ROWS
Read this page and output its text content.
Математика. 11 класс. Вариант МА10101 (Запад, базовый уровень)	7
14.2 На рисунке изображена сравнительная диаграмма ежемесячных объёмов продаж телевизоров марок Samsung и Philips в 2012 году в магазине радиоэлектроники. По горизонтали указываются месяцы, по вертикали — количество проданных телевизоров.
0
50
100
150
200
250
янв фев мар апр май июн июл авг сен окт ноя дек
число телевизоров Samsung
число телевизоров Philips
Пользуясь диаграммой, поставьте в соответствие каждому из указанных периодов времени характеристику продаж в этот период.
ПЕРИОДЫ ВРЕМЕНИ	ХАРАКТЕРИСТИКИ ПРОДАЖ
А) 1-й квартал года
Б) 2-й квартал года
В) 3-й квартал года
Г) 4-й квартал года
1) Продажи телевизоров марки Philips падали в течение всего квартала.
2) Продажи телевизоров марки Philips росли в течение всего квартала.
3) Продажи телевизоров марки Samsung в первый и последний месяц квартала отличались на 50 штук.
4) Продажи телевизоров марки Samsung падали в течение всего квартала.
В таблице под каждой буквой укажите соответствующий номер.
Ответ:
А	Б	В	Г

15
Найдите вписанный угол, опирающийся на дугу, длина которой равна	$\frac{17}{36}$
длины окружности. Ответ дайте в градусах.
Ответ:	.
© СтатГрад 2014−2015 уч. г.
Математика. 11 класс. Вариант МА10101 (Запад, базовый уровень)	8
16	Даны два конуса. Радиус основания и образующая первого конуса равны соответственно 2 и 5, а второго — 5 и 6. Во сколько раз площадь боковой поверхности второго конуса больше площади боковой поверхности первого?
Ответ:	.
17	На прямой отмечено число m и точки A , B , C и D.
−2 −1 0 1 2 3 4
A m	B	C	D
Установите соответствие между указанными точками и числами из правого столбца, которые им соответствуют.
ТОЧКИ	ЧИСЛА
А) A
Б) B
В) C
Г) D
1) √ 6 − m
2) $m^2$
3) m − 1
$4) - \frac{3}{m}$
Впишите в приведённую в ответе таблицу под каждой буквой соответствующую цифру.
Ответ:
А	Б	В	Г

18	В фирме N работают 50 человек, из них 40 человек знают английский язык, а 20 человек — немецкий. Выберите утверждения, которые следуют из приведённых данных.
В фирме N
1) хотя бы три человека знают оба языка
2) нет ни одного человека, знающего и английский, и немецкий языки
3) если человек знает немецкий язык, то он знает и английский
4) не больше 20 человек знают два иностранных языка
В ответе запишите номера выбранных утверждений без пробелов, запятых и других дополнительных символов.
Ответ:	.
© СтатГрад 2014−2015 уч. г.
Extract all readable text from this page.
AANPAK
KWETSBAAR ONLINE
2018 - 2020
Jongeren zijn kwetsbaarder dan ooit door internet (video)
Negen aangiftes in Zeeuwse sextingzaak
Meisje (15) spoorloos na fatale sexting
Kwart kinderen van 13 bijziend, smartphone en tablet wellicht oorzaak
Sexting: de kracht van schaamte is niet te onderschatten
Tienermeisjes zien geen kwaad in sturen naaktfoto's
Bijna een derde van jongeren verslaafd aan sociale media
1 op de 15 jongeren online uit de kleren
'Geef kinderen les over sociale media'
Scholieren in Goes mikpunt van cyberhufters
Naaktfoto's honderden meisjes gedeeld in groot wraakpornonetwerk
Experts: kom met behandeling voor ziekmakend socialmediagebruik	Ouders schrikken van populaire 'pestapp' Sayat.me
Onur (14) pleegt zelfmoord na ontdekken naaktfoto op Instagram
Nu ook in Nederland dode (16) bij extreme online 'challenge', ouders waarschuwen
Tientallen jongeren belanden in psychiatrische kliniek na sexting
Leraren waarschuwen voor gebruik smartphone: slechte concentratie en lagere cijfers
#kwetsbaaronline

AIM OF THE TASK
From the records above, pull out each line that has "базовый".

EXPECTED ANSWER
Математика. 11 класс. Вариант МА10101 (Запад, базовый уровень)	7
Математика. 11 класс. Вариант МА10101 (Запад, базовый уровень)	8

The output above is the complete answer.